• GOAL
Return each line of the records holding the string "houses".

• STORED RECORDS
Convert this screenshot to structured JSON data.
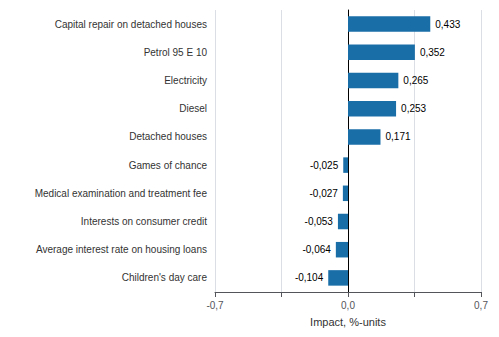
{
  "chart_data": {
    "type": "bar",
    "orientation": "horizontal",
    "categories": [
      "Children's day care",
      "Average interest rate on housing loans",
      "Interests on consumer credit",
      "Medical examination and treatment fee",
      "Games of chance",
      "Detached houses",
      "Diesel",
      "Electricity",
      "Petrol 95 E 10",
      "Capital repair on detached houses"
    ],
    "values": [
      -0.104,
      -0.064,
      -0.053,
      -0.027,
      -0.025,
      0.171,
      0.253,
      0.265,
      0.352,
      0.433
    ],
    "value_labels": [
      "-0,104",
      "-0,064",
      "-0,053",
      "-0,027",
      "-0,025",
      "0,171",
      "0,253",
      "0,265",
      "0,352",
      "0,433"
    ],
    "data_labels": true,
    "color": "#1a6ea8",
    "xlabel": "Impact, %-units",
    "xlim": [
      -0.7,
      0.7
    ],
    "xticks": [
      {
        "value": -0.7,
        "label": "-0,7"
      },
      {
        "value": -0.35,
        "label": null
      },
      {
        "value": 0.0,
        "label": "0,0"
      },
      {
        "value": 0.35,
        "label": null
      },
      {
        "value": 0.7,
        "label": "0,7"
      }
    ],
    "grid": true
  }
}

• TASK SOLUTION
      "Detached houses",
      "Capital repair on detached houses"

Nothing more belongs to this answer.